▸ **Required task**
Restate all of the entries exactly, dropping any pictures they hold.
Begin Records shown
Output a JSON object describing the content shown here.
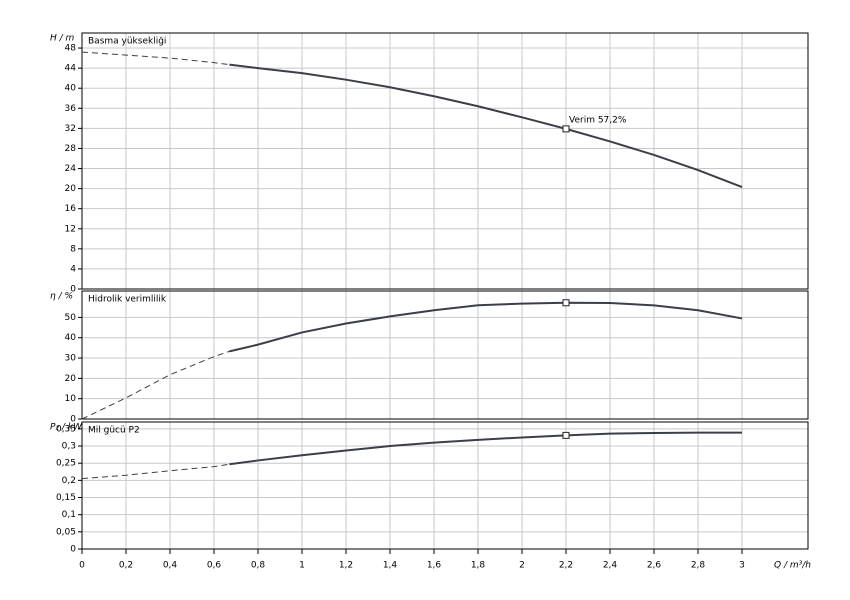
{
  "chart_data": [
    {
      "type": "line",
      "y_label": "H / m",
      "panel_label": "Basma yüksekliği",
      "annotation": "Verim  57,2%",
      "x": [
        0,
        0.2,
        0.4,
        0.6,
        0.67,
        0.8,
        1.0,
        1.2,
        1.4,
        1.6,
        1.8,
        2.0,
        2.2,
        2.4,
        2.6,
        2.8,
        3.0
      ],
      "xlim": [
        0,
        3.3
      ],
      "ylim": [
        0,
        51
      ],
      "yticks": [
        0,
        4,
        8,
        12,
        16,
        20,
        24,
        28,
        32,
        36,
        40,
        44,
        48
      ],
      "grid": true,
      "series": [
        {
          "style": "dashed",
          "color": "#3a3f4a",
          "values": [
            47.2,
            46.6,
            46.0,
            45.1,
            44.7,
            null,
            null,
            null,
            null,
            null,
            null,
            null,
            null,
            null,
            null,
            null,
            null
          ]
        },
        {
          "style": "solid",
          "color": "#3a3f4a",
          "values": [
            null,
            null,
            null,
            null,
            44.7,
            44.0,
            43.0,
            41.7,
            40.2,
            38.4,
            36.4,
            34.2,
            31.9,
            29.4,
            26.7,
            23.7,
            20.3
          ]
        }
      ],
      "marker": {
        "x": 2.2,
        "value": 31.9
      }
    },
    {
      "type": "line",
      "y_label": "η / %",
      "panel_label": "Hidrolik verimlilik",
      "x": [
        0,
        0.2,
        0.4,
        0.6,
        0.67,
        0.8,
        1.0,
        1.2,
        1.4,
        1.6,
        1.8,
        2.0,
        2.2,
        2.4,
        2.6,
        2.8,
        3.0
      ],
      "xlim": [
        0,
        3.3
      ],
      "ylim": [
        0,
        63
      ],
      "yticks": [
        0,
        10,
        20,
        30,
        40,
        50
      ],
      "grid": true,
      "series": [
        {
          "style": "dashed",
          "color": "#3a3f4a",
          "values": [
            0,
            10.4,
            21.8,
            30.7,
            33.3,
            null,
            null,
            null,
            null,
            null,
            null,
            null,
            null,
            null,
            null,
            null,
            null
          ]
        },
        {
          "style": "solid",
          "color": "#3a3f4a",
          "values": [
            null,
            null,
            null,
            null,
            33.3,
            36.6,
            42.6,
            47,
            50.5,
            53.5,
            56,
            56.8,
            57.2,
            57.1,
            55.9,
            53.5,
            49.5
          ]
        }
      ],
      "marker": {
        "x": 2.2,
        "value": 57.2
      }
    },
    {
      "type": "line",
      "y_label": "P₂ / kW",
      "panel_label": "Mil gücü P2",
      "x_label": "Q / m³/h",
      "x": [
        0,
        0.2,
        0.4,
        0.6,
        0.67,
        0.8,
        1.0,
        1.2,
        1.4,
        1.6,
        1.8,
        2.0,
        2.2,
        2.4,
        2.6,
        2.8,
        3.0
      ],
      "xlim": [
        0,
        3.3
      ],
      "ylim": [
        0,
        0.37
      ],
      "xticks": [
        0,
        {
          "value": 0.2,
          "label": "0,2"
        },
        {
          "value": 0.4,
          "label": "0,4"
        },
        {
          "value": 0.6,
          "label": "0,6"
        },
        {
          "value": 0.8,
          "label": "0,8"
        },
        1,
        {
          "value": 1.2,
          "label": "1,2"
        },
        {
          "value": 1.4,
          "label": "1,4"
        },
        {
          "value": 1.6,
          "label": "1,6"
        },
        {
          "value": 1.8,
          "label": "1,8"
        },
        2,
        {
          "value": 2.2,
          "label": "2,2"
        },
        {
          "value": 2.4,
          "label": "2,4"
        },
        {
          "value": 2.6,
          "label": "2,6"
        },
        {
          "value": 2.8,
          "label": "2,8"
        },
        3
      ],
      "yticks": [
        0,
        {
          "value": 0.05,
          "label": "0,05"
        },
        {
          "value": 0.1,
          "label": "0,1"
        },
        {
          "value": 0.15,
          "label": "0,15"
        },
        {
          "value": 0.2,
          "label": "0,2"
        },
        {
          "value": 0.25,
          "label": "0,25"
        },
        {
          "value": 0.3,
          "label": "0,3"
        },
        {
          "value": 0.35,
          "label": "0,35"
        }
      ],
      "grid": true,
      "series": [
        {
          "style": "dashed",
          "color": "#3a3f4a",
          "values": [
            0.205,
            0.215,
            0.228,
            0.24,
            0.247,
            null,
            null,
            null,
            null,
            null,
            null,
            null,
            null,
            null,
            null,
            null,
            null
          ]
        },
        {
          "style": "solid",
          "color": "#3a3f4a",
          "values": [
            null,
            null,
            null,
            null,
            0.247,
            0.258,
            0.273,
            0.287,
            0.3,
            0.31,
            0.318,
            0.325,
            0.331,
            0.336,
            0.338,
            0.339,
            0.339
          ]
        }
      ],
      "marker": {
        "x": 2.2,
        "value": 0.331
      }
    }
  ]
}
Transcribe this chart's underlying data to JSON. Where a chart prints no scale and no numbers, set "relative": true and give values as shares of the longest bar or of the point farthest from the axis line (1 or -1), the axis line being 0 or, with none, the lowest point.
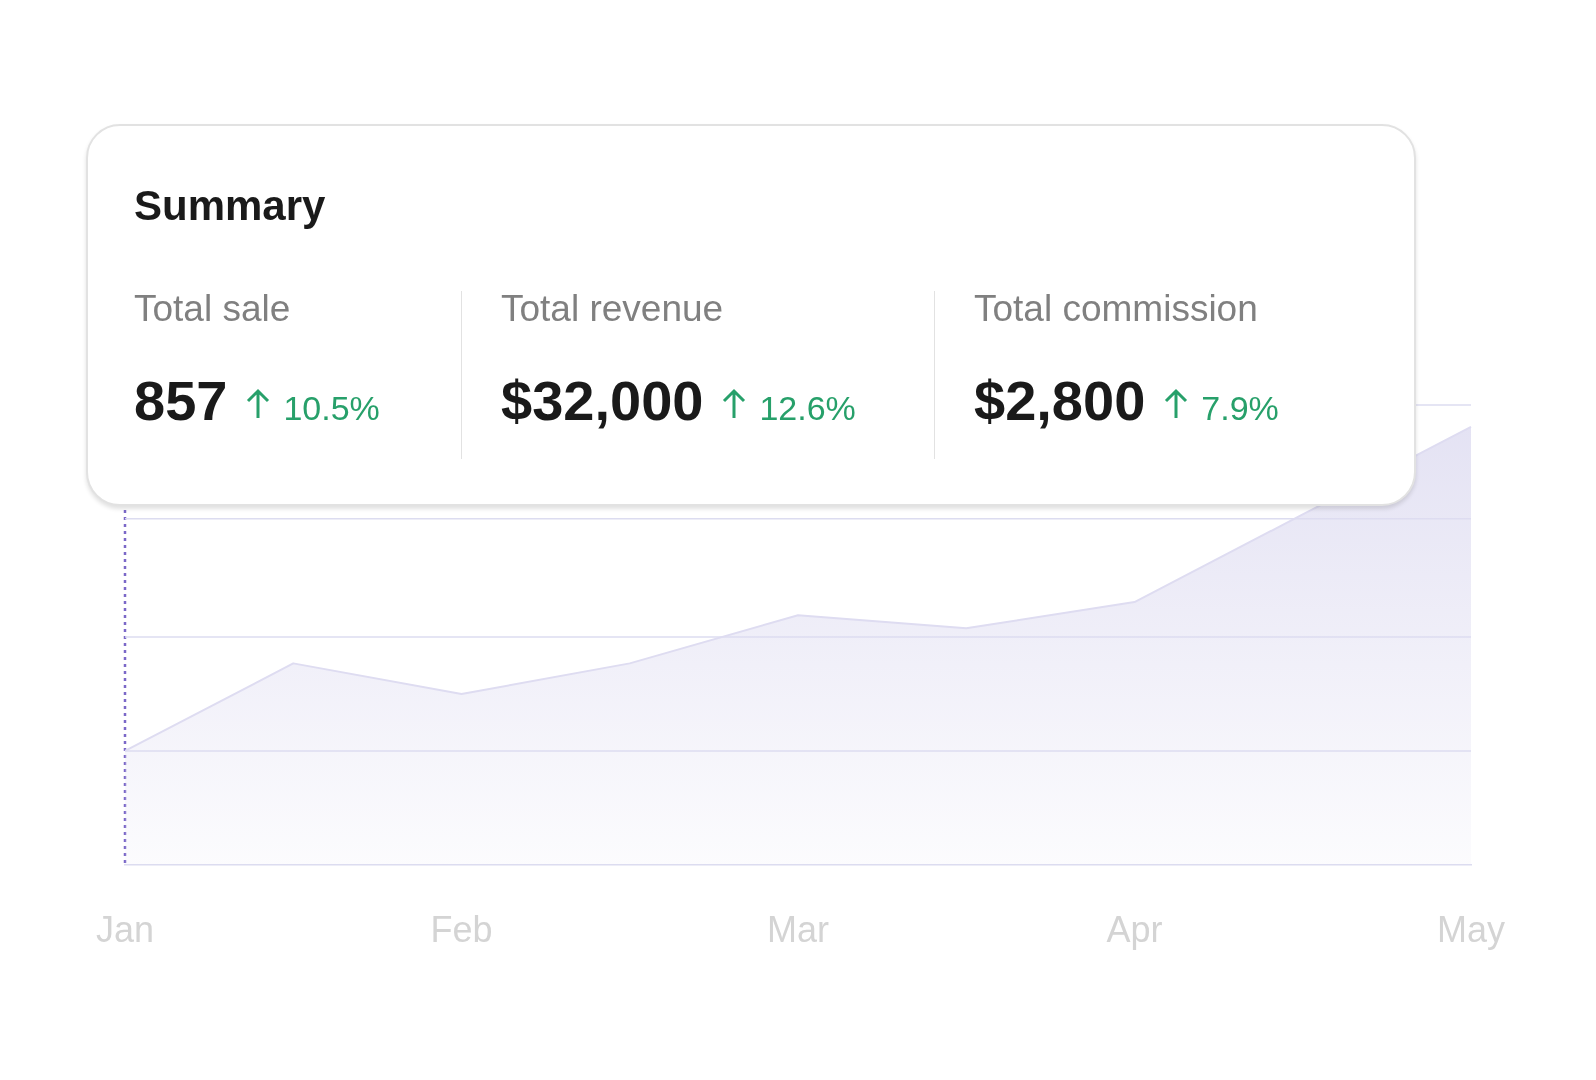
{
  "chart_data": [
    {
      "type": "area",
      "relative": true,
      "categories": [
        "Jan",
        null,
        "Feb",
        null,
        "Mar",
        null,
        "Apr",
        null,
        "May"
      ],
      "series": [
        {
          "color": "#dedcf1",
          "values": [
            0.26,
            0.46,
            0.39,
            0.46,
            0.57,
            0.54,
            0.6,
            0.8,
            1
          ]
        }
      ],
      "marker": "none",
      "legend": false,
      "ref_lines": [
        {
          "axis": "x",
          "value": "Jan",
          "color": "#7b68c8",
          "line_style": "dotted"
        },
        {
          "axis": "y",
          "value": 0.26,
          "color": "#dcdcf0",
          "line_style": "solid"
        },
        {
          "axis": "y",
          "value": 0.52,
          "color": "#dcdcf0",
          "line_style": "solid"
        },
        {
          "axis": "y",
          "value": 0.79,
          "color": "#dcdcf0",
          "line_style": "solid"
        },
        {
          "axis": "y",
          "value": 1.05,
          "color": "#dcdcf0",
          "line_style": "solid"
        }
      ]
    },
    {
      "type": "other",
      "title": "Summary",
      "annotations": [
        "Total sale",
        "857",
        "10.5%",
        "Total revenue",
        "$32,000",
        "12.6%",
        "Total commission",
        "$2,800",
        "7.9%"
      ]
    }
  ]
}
End Records shown
▸ **Correct answer**
Output a JSON object describing the content shown here.
{
  "chart_data": [
    {
      "type": "line",
      "y_label": "H / m",
      "panel_label": "Basma yüksekliği",
      "annotation": "Verim  57,2%",
      "x": [
        0,
        0.2,
        0.4,
        0.6,
        0.67,
        0.8,
        1.0,
        1.2,
        1.4,
        1.6,
        1.8,
        2.0,
        2.2,
        2.4,
        2.6,
        2.8,
        3.0
      ],
      "xlim": [
        0,
        3.3
      ],
      "ylim": [
        0,
        51
      ],
      "yticks": [
        0,
        4,
        8,
        12,
        16,
        20,
        24,
        28,
        32,
        36,
        40,
        44,
        48
      ],
      "grid": true,
      "series": [
        {
          "style": "dashed",
          "color": "#3a3f4a",
          "values": [
            47.2,
            46.6,
            46.0,
            45.1,
            44.7,
            null,
            null,
            null,
            null,
            null,
            null,
            null,
            null,
            null,
            null,
            null,
            null
          ]
        },
        {
          "style": "solid",
          "color": "#3a3f4a",
          "values": [
            null,
            null,
            null,
            null,
            44.7,
            44.0,
            43.0,
            41.7,
            40.2,
            38.4,
            36.4,
            34.2,
            31.9,
            29.4,
            26.7,
            23.7,
            20.3
          ]
        }
      ],
      "marker": {
        "x": 2.2,
        "value": 31.9
      }
    },
    {
      "type": "line",
      "y_label": "η / %",
      "panel_label": "Hidrolik verimlilik",
      "x": [
        0,
        0.2,
        0.4,
        0.6,
        0.67,
        0.8,
        1.0,
        1.2,
        1.4,
        1.6,
        1.8,
        2.0,
        2.2,
        2.4,
        2.6,
        2.8,
        3.0
      ],
      "xlim": [
        0,
        3.3
      ],
      "ylim": [
        0,
        63
      ],
      "yticks": [
        0,
        10,
        20,
        30,
        40,
        50
      ],
      "grid": true,
      "series": [
        {
          "style": "dashed",
          "color": "#3a3f4a",
          "values": [
            0,
            10.4,
            21.8,
            30.7,
            33.3,
            null,
            null,
            null,
            null,
            null,
            null,
            null,
            null,
            null,
            null,
            null,
            null
          ]
        },
        {
          "style": "solid",
          "color": "#3a3f4a",
          "values": [
            null,
            null,
            null,
            null,
            33.3,
            36.6,
            42.6,
            47,
            50.5,
            53.5,
            56,
            56.8,
            57.2,
            57.1,
            55.9,
            53.5,
            49.5
          ]
        }
      ],
      "marker": {
        "x": 2.2,
        "value": 57.2
      }
    },
    {
      "type": "line",
      "y_label": "P₂ / kW",
      "panel_label": "Mil gücü P2",
      "x_label": "Q / m³/h",
      "x": [
        0,
        0.2,
        0.4,
        0.6,
        0.67,
        0.8,
        1.0,
        1.2,
        1.4,
        1.6,
        1.8,
        2.0,
        2.2,
        2.4,
        2.6,
        2.8,
        3.0
      ],
      "xlim": [
        0,
        3.3
      ],
      "ylim": [
        0,
        0.37
      ],
      "xticks": [
        0,
        {
          "value": 0.2,
          "label": "0,2"
        },
        {
          "value": 0.4,
          "label": "0,4"
        },
        {
          "value": 0.6,
          "label": "0,6"
        },
        {
          "value": 0.8,
          "label": "0,8"
        },
        1,
        {
          "value": 1.2,
          "label": "1,2"
        },
        {
          "value": 1.4,
          "label": "1,4"
        },
        {
          "value": 1.6,
          "label": "1,6"
        },
        {
          "value": 1.8,
          "label": "1,8"
        },
        2,
        {
          "value": 2.2,
          "label": "2,2"
        },
        {
          "value": 2.4,
          "label": "2,4"
        },
        {
          "value": 2.6,
          "label": "2,6"
        },
        {
          "value": 2.8,
          "label": "2,8"
        },
        3
      ],
      "yticks": [
        0,
        {
          "value": 0.05,
          "label": "0,05"
        },
        {
          "value": 0.1,
          "label": "0,1"
        },
        {
          "value": 0.15,
          "label": "0,15"
        },
        {
          "value": 0.2,
          "label": "0,2"
        },
        {
          "value": 0.25,
          "label": "0,25"
        },
        {
          "value": 0.3,
          "label": "0,3"
        },
        {
          "value": 0.35,
          "label": "0,35"
        }
      ],
      "grid": true,
      "series": [
        {
          "style": "dashed",
          "color": "#3a3f4a",
          "values": [
            0.205,
            0.215,
            0.228,
            0.24,
            0.247,
            null,
            null,
            null,
            null,
            null,
            null,
            null,
            null,
            null,
            null,
            null,
            null
          ]
        },
        {
          "style": "solid",
          "color": "#3a3f4a",
          "values": [
            null,
            null,
            null,
            null,
            0.247,
            0.258,
            0.273,
            0.287,
            0.3,
            0.31,
            0.318,
            0.325,
            0.331,
            0.336,
            0.338,
            0.339,
            0.339
          ]
        }
      ],
      "marker": {
        "x": 2.2,
        "value": 0.331
      }
    }
  ]
}
Transcribe this chart's underlying data to JSON. Where a chart prints no scale and no numbers, set "relative": true and give values as shares of the longest bar or of the point farthest from the axis line (1 or -1), the axis line being 0 or, with none, the lowest point.
{
  "chart_data": [
    {
      "type": "area",
      "relative": true,
      "categories": [
        "Jan",
        null,
        "Feb",
        null,
        "Mar",
        null,
        "Apr",
        null,
        "May"
      ],
      "series": [
        {
          "color": "#dedcf1",
          "values": [
            0.26,
            0.46,
            0.39,
            0.46,
            0.57,
            0.54,
            0.6,
            0.8,
            1
          ]
        }
      ],
      "marker": "none",
      "legend": false,
      "ref_lines": [
        {
          "axis": "x",
          "value": "Jan",
          "color": "#7b68c8",
          "line_style": "dotted"
        },
        {
          "axis": "y",
          "value": 0.26,
          "color": "#dcdcf0",
          "line_style": "solid"
        },
        {
          "axis": "y",
          "value": 0.52,
          "color": "#dcdcf0",
          "line_style": "solid"
        },
        {
          "axis": "y",
          "value": 0.79,
          "color": "#dcdcf0",
          "line_style": "solid"
        },
        {
          "axis": "y",
          "value": 1.05,
          "color": "#dcdcf0",
          "line_style": "solid"
        }
      ]
    },
    {
      "type": "other",
      "title": "Summary",
      "annotations": [
        "Total sale",
        "857",
        "10.5%",
        "Total revenue",
        "$32,000",
        "12.6%",
        "Total commission",
        "$2,800",
        "7.9%"
      ]
    }
  ]
}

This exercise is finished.